§ Work to complete: Write out each line exactly as given. Leave the pictures out of your copy.

# START OF Material provided

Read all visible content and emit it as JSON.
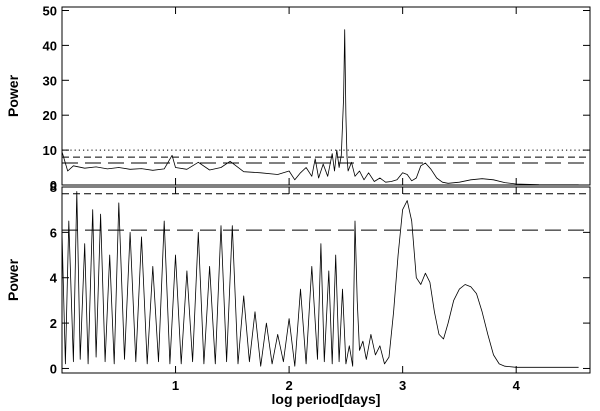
{
  "chart_data": [
    {
      "type": "line",
      "panel": "top",
      "xlabel": "",
      "ylabel": "Power",
      "xlim": [
        0.0,
        4.65
      ],
      "ylim": [
        0,
        51
      ],
      "x_ticks": [
        1,
        2,
        3,
        4
      ],
      "y_ticks": [
        0,
        10,
        20,
        30,
        40,
        50
      ],
      "y_tick_labels": [
        "0",
        "10",
        "20",
        "30",
        "40",
        "50"
      ],
      "threshold_lines": [
        {
          "style": "dotted",
          "y": 10.0
        },
        {
          "style": "short-dash",
          "y": 8.0
        },
        {
          "style": "long-dash",
          "y": 6.3
        }
      ],
      "series": [
        {
          "x": [
            0.0,
            0.05,
            0.1,
            0.2,
            0.3,
            0.4,
            0.5,
            0.6,
            0.7,
            0.8,
            0.9,
            0.97,
            1.0,
            1.1,
            1.2,
            1.3,
            1.4,
            1.48,
            1.6,
            1.75,
            1.9,
            2.0,
            2.05,
            2.1,
            2.15,
            2.2,
            2.23,
            2.26,
            2.3,
            2.34,
            2.38,
            2.4,
            2.42,
            2.44,
            2.46,
            2.48,
            2.49,
            2.5,
            2.51,
            2.52,
            2.55,
            2.58,
            2.62,
            2.66,
            2.7,
            2.75,
            2.8,
            2.85,
            2.9,
            2.95,
            3.0,
            3.04,
            3.08,
            3.12,
            3.16,
            3.2,
            3.25,
            3.3,
            3.35,
            3.4,
            3.5,
            3.6,
            3.7,
            3.8,
            3.9,
            4.0,
            4.2,
            4.4,
            4.55
          ],
          "y": [
            9.5,
            4.0,
            5.5,
            4.8,
            5.2,
            4.6,
            5.0,
            4.5,
            4.7,
            4.2,
            4.6,
            8.5,
            5.0,
            4.5,
            6.5,
            4.3,
            5.0,
            6.8,
            3.8,
            3.5,
            3.0,
            4.0,
            1.5,
            3.5,
            5.0,
            2.5,
            7.5,
            2.0,
            6.0,
            2.5,
            9.0,
            4.0,
            10.0,
            5.0,
            8.5,
            25.0,
            44.5,
            20.0,
            8.0,
            4.0,
            6.5,
            2.5,
            4.0,
            1.5,
            3.5,
            1.0,
            2.0,
            0.8,
            1.0,
            1.5,
            3.5,
            3.0,
            1.2,
            2.0,
            5.5,
            6.3,
            4.5,
            2.0,
            0.8,
            0.5,
            0.8,
            1.5,
            1.8,
            1.5,
            0.7,
            0.3,
            0.1,
            0.05,
            0.05
          ]
        }
      ]
    },
    {
      "type": "line",
      "panel": "bottom",
      "xlabel": "log period[days]",
      "ylabel": "Power",
      "xlim": [
        0.0,
        4.65
      ],
      "ylim": [
        -0.2,
        8.0
      ],
      "x_ticks": [
        1,
        2,
        3,
        4
      ],
      "x_tick_labels": [
        "1",
        "2",
        "3",
        "4"
      ],
      "y_ticks": [
        0,
        2,
        4,
        6,
        8
      ],
      "y_tick_labels": [
        "0",
        "2",
        "4",
        "6",
        "8"
      ],
      "threshold_lines": [
        {
          "style": "short-dash",
          "y": 7.7
        },
        {
          "style": "long-dash",
          "y": 6.1
        }
      ],
      "series": [
        {
          "x": [
            0.0,
            0.03,
            0.06,
            0.1,
            0.13,
            0.16,
            0.2,
            0.23,
            0.27,
            0.3,
            0.34,
            0.38,
            0.42,
            0.46,
            0.5,
            0.55,
            0.6,
            0.65,
            0.7,
            0.75,
            0.8,
            0.85,
            0.9,
            0.95,
            1.0,
            1.05,
            1.1,
            1.15,
            1.2,
            1.25,
            1.3,
            1.35,
            1.4,
            1.45,
            1.5,
            1.55,
            1.6,
            1.65,
            1.7,
            1.75,
            1.8,
            1.85,
            1.9,
            1.95,
            2.0,
            2.05,
            2.1,
            2.15,
            2.2,
            2.25,
            2.28,
            2.31,
            2.35,
            2.38,
            2.41,
            2.44,
            2.47,
            2.5,
            2.53,
            2.56,
            2.58,
            2.6,
            2.62,
            2.65,
            2.68,
            2.72,
            2.76,
            2.8,
            2.84,
            2.88,
            2.92,
            2.96,
            3.0,
            3.04,
            3.08,
            3.12,
            3.16,
            3.2,
            3.24,
            3.28,
            3.32,
            3.36,
            3.4,
            3.45,
            3.5,
            3.55,
            3.6,
            3.65,
            3.7,
            3.75,
            3.8,
            3.85,
            3.9,
            4.0,
            4.1,
            4.2,
            4.3,
            4.4,
            4.55
          ],
          "y": [
            6.0,
            0.2,
            6.5,
            0.3,
            7.8,
            0.4,
            5.5,
            0.2,
            7.0,
            0.5,
            6.8,
            0.3,
            5.0,
            0.2,
            7.3,
            0.4,
            6.0,
            0.3,
            5.8,
            0.2,
            4.5,
            0.3,
            6.5,
            0.2,
            5.0,
            0.2,
            4.3,
            0.3,
            6.0,
            0.2,
            4.5,
            0.2,
            6.3,
            0.3,
            6.3,
            0.2,
            3.2,
            0.3,
            2.5,
            0.1,
            2.0,
            0.2,
            1.5,
            0.3,
            2.2,
            0.1,
            3.5,
            0.2,
            4.5,
            0.4,
            5.5,
            0.3,
            4.3,
            0.2,
            5.0,
            0.3,
            3.5,
            0.2,
            1.0,
            0.1,
            6.5,
            3.0,
            0.8,
            1.2,
            0.4,
            1.5,
            0.6,
            1.0,
            0.2,
            0.5,
            2.5,
            5.0,
            7.0,
            7.4,
            6.5,
            4.0,
            3.7,
            4.2,
            3.8,
            2.5,
            1.5,
            1.3,
            2.0,
            3.0,
            3.5,
            3.7,
            3.6,
            3.3,
            2.5,
            1.5,
            0.6,
            0.2,
            0.1,
            0.05,
            0.05,
            0.05,
            0.05,
            0.05,
            0.05
          ]
        }
      ]
    }
  ]
}
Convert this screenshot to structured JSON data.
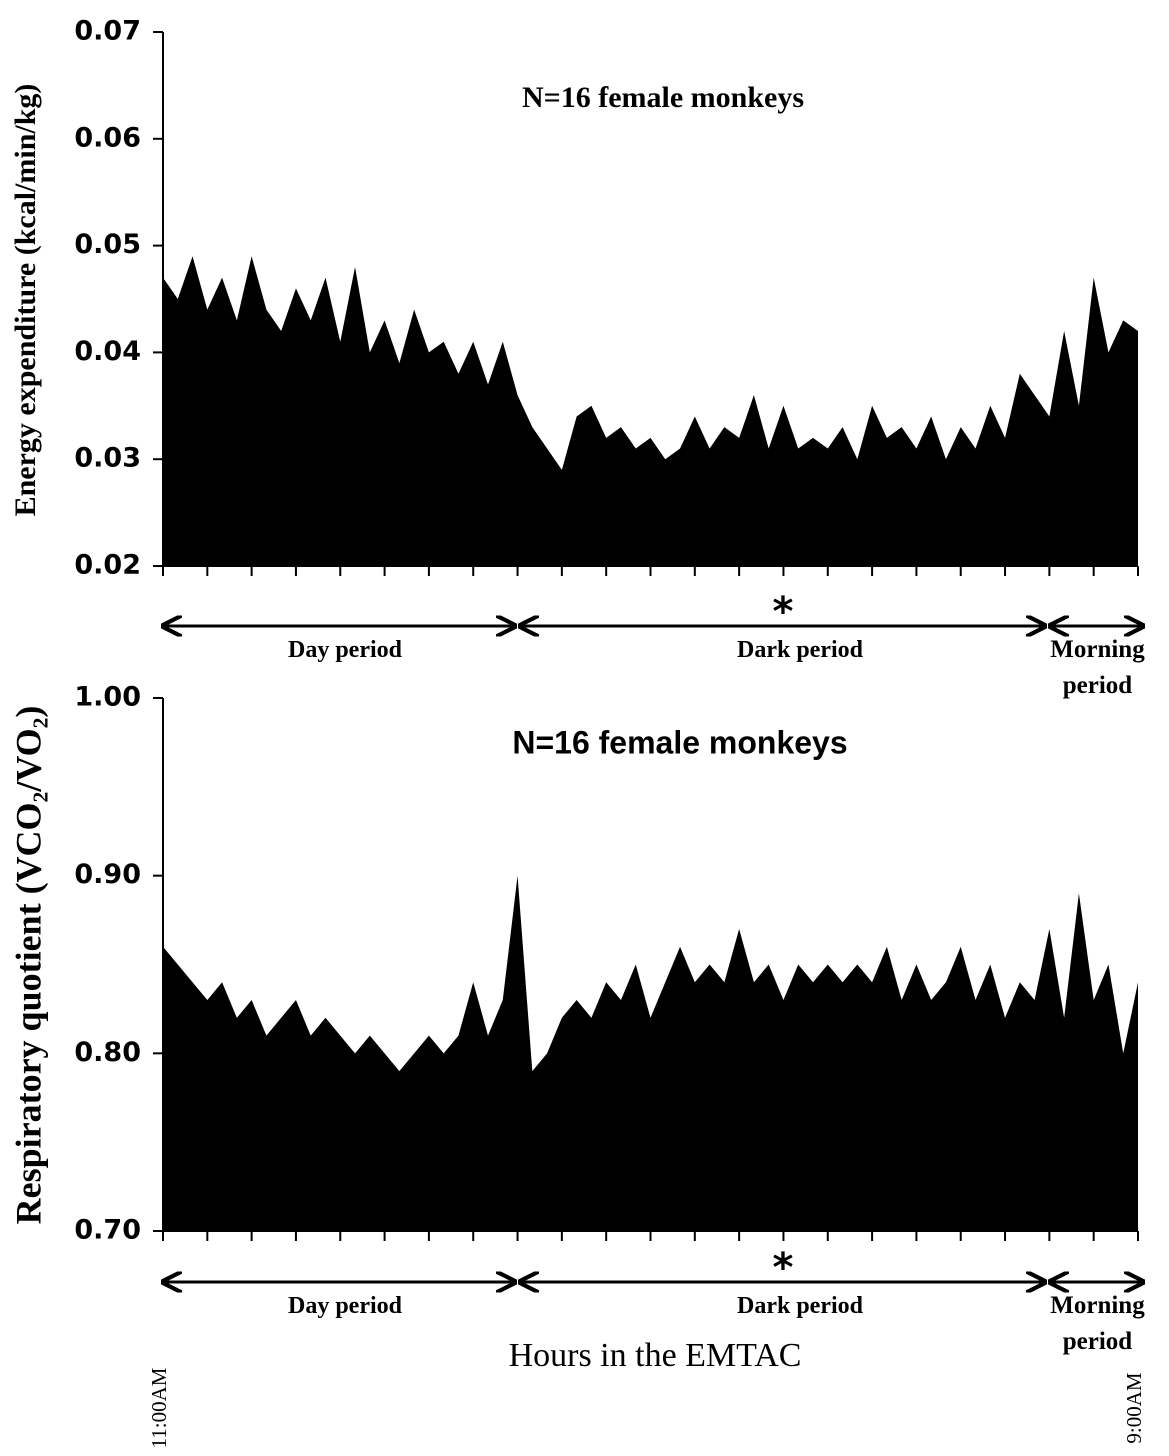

# END OF Material provided

§ Full answer:
Read all visible content and emit it as JSON.
{
  "chart_data": [
    {
      "type": "line",
      "panel": "top",
      "xlabel": "",
      "ylabel": "Power",
      "xlim": [
        0.0,
        4.65
      ],
      "ylim": [
        0,
        51
      ],
      "x_ticks": [
        1,
        2,
        3,
        4
      ],
      "y_ticks": [
        0,
        10,
        20,
        30,
        40,
        50
      ],
      "y_tick_labels": [
        "0",
        "10",
        "20",
        "30",
        "40",
        "50"
      ],
      "threshold_lines": [
        {
          "style": "dotted",
          "y": 10.0
        },
        {
          "style": "short-dash",
          "y": 8.0
        },
        {
          "style": "long-dash",
          "y": 6.3
        }
      ],
      "series": [
        {
          "x": [
            0.0,
            0.05,
            0.1,
            0.2,
            0.3,
            0.4,
            0.5,
            0.6,
            0.7,
            0.8,
            0.9,
            0.97,
            1.0,
            1.1,
            1.2,
            1.3,
            1.4,
            1.48,
            1.6,
            1.75,
            1.9,
            2.0,
            2.05,
            2.1,
            2.15,
            2.2,
            2.23,
            2.26,
            2.3,
            2.34,
            2.38,
            2.4,
            2.42,
            2.44,
            2.46,
            2.48,
            2.49,
            2.5,
            2.51,
            2.52,
            2.55,
            2.58,
            2.62,
            2.66,
            2.7,
            2.75,
            2.8,
            2.85,
            2.9,
            2.95,
            3.0,
            3.04,
            3.08,
            3.12,
            3.16,
            3.2,
            3.25,
            3.3,
            3.35,
            3.4,
            3.5,
            3.6,
            3.7,
            3.8,
            3.9,
            4.0,
            4.2,
            4.4,
            4.55
          ],
          "y": [
            9.5,
            4.0,
            5.5,
            4.8,
            5.2,
            4.6,
            5.0,
            4.5,
            4.7,
            4.2,
            4.6,
            8.5,
            5.0,
            4.5,
            6.5,
            4.3,
            5.0,
            6.8,
            3.8,
            3.5,
            3.0,
            4.0,
            1.5,
            3.5,
            5.0,
            2.5,
            7.5,
            2.0,
            6.0,
            2.5,
            9.0,
            4.0,
            10.0,
            5.0,
            8.5,
            25.0,
            44.5,
            20.0,
            8.0,
            4.0,
            6.5,
            2.5,
            4.0,
            1.5,
            3.5,
            1.0,
            2.0,
            0.8,
            1.0,
            1.5,
            3.5,
            3.0,
            1.2,
            2.0,
            5.5,
            6.3,
            4.5,
            2.0,
            0.8,
            0.5,
            0.8,
            1.5,
            1.8,
            1.5,
            0.7,
            0.3,
            0.1,
            0.05,
            0.05
          ]
        }
      ]
    },
    {
      "type": "line",
      "panel": "bottom",
      "xlabel": "log period[days]",
      "ylabel": "Power",
      "xlim": [
        0.0,
        4.65
      ],
      "ylim": [
        -0.2,
        8.0
      ],
      "x_ticks": [
        1,
        2,
        3,
        4
      ],
      "x_tick_labels": [
        "1",
        "2",
        "3",
        "4"
      ],
      "y_ticks": [
        0,
        2,
        4,
        6,
        8
      ],
      "y_tick_labels": [
        "0",
        "2",
        "4",
        "6",
        "8"
      ],
      "threshold_lines": [
        {
          "style": "short-dash",
          "y": 7.7
        },
        {
          "style": "long-dash",
          "y": 6.1
        }
      ],
      "series": [
        {
          "x": [
            0.0,
            0.03,
            0.06,
            0.1,
            0.13,
            0.16,
            0.2,
            0.23,
            0.27,
            0.3,
            0.34,
            0.38,
            0.42,
            0.46,
            0.5,
            0.55,
            0.6,
            0.65,
            0.7,
            0.75,
            0.8,
            0.85,
            0.9,
            0.95,
            1.0,
            1.05,
            1.1,
            1.15,
            1.2,
            1.25,
            1.3,
            1.35,
            1.4,
            1.45,
            1.5,
            1.55,
            1.6,
            1.65,
            1.7,
            1.75,
            1.8,
            1.85,
            1.9,
            1.95,
            2.0,
            2.05,
            2.1,
            2.15,
            2.2,
            2.25,
            2.28,
            2.31,
            2.35,
            2.38,
            2.41,
            2.44,
            2.47,
            2.5,
            2.53,
            2.56,
            2.58,
            2.6,
            2.62,
            2.65,
            2.68,
            2.72,
            2.76,
            2.8,
            2.84,
            2.88,
            2.92,
            2.96,
            3.0,
            3.04,
            3.08,
            3.12,
            3.16,
            3.2,
            3.24,
            3.28,
            3.32,
            3.36,
            3.4,
            3.45,
            3.5,
            3.55,
            3.6,
            3.65,
            3.7,
            3.75,
            3.8,
            3.85,
            3.9,
            4.0,
            4.1,
            4.2,
            4.3,
            4.4,
            4.55
          ],
          "y": [
            6.0,
            0.2,
            6.5,
            0.3,
            7.8,
            0.4,
            5.5,
            0.2,
            7.0,
            0.5,
            6.8,
            0.3,
            5.0,
            0.2,
            7.3,
            0.4,
            6.0,
            0.3,
            5.8,
            0.2,
            4.5,
            0.3,
            6.5,
            0.2,
            5.0,
            0.2,
            4.3,
            0.3,
            6.0,
            0.2,
            4.5,
            0.2,
            6.3,
            0.3,
            6.3,
            0.2,
            3.2,
            0.3,
            2.5,
            0.1,
            2.0,
            0.2,
            1.5,
            0.3,
            2.2,
            0.1,
            3.5,
            0.2,
            4.5,
            0.4,
            5.5,
            0.3,
            4.3,
            0.2,
            5.0,
            0.3,
            3.5,
            0.2,
            1.0,
            0.1,
            6.5,
            3.0,
            0.8,
            1.2,
            0.4,
            1.5,
            0.6,
            1.0,
            0.2,
            0.5,
            2.5,
            5.0,
            7.0,
            7.4,
            6.5,
            4.0,
            3.7,
            4.2,
            3.8,
            2.5,
            1.5,
            1.3,
            2.0,
            3.0,
            3.5,
            3.7,
            3.6,
            3.3,
            2.5,
            1.5,
            0.6,
            0.2,
            0.1,
            0.05,
            0.05,
            0.05,
            0.05,
            0.05,
            0.05
          ]
        }
      ]
    }
  ]
}
Convert this screenshot to structured JSON data.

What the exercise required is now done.